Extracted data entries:
• • • • • • •

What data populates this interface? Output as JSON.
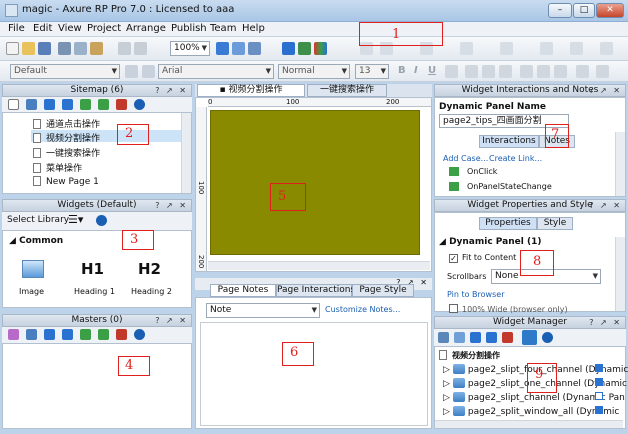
{
  "window": {
    "title": "magic - Axure RP Pro 7.0 : Licensed to aaa",
    "min": "–",
    "max": "□",
    "close": "✕"
  },
  "menu": [
    "File",
    "Edit",
    "View",
    "Project",
    "Arrange",
    "Publish",
    "Team",
    "Help"
  ],
  "toolbar": {
    "zoom": "100%",
    "style": "Default",
    "font": "Arial",
    "weight": "Normal",
    "size": "13"
  },
  "sitemap": {
    "title": "Sitemap (6)",
    "pages": [
      "通道点击操作",
      "视频分割操作",
      "一键搜索操作",
      "菜单操作",
      "New Page 1"
    ]
  },
  "widgets": {
    "title": "Widgets (Default)",
    "select_library": "Select Library",
    "section": "Common",
    "items": [
      {
        "glyph": "",
        "label": "Image"
      },
      {
        "glyph": "H1",
        "label": "Heading 1"
      },
      {
        "glyph": "H2",
        "label": "Heading 2"
      }
    ]
  },
  "masters": {
    "title": "Masters (0)"
  },
  "canvas": {
    "tabs": [
      "视频分割操作",
      "一键搜索操作"
    ],
    "ruler_h": [
      "0",
      "100",
      "200"
    ],
    "ruler_v": [
      "100",
      "200"
    ],
    "panel_color": "#8a8a00"
  },
  "page_notes": {
    "tabs": [
      "Page Notes",
      "Page Interactions",
      "Page Style"
    ],
    "note_select": "Note",
    "customize": "Customize Notes..."
  },
  "interactions": {
    "title": "Widget Interactions and Notes",
    "name_label": "Dynamic Panel Name",
    "name_value": "page2_tips_四画面分割",
    "tabs": [
      "Interactions",
      "Notes"
    ],
    "add_case": "Add Case...",
    "create_link": "Create Link...",
    "events": [
      "OnClick",
      "OnPanelStateChange"
    ]
  },
  "properties": {
    "title": "Widget Properties and Style",
    "tabs": [
      "Properties",
      "Style"
    ],
    "panel": "Dynamic Panel (1)",
    "fit_label": "Fit to Content",
    "scrollbars_label": "Scrollbars",
    "scrollbars_value": "None",
    "pin": "Pin to Browser",
    "wide": "100% Wide (browser only)"
  },
  "manager": {
    "title": "Widget Manager",
    "root": "视频分割操作",
    "items": [
      "page2_slipt_four_channel (Dynamic",
      "page2_slipt_one_channel (Dynamic",
      "page2_slipt_channel (Dynamic Pan",
      "page2_split_window_all (Dynamic"
    ]
  },
  "annotations": [
    "1",
    "2",
    "3",
    "4",
    "5",
    "6",
    "7",
    "8",
    "9"
  ]
}
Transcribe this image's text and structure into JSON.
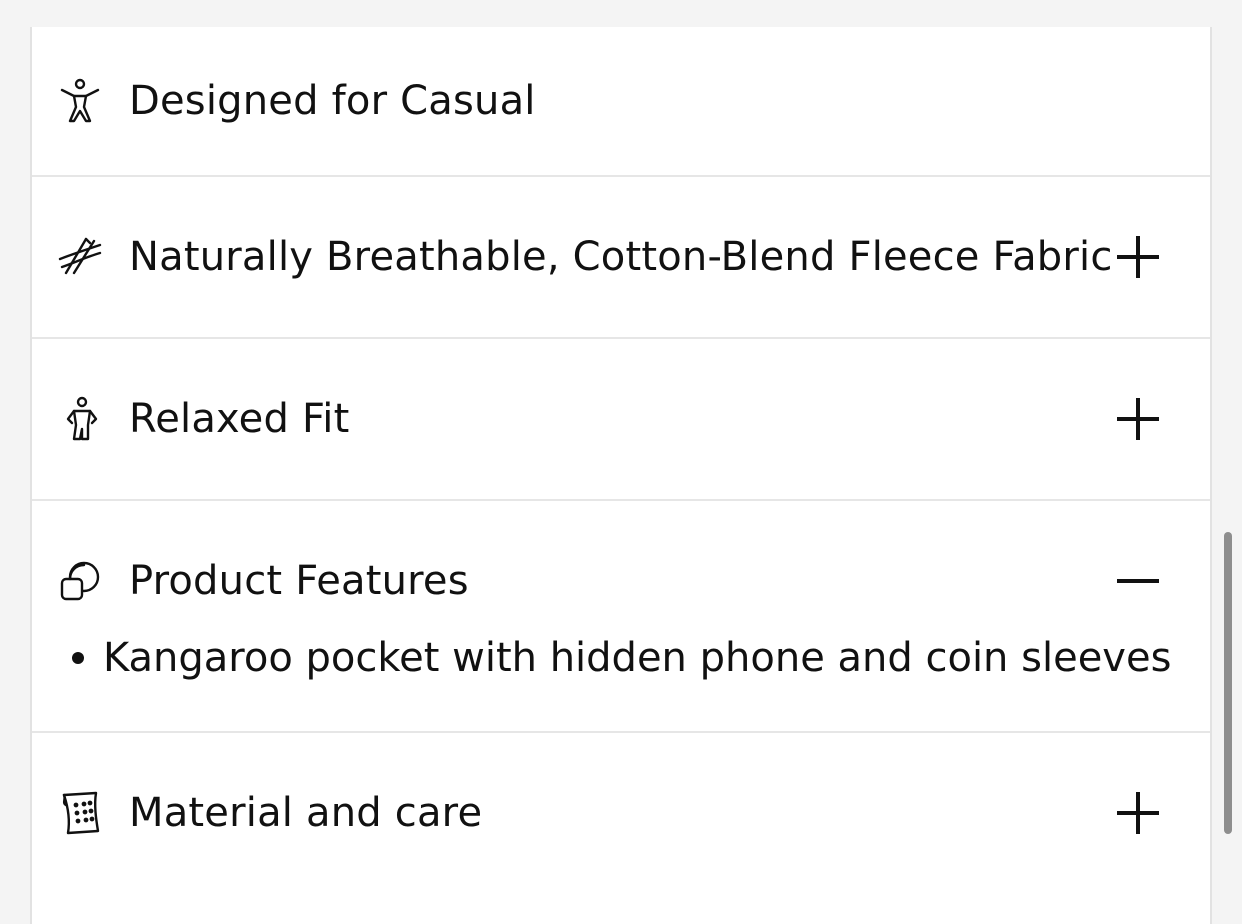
{
  "accordion": {
    "rows": [
      {
        "label": "Designed for Casual",
        "icon": "person-arms-up-icon",
        "expandable": false
      },
      {
        "label": "Naturally Breathable, Cotton-Blend Fleece Fabric",
        "icon": "fabric-wind-icon",
        "toggle": "plus-icon"
      },
      {
        "label": "Relaxed Fit",
        "icon": "body-fit-icon",
        "toggle": "plus-icon"
      },
      {
        "label": "Product Features",
        "icon": "overlap-shapes-icon",
        "toggle": "minus-icon",
        "expanded": true,
        "items": [
          "Kangaroo pocket with hidden phone and coin sleeves"
        ]
      },
      {
        "label": "Material and care",
        "icon": "fabric-swatch-icon",
        "toggle": "plus-icon"
      }
    ]
  },
  "colors": {
    "text": "#111111",
    "divider": "#e6e6e6",
    "background": "#f4f4f4",
    "scrollbar": "#8e8e8e"
  }
}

• • • • • • •

WORK TO BE COMPLETED → Leave out every line without the string "Default" and copy the rest.

SOLUTION BELOW →
    "style": "Default",
    "title": "Widgets (Default)",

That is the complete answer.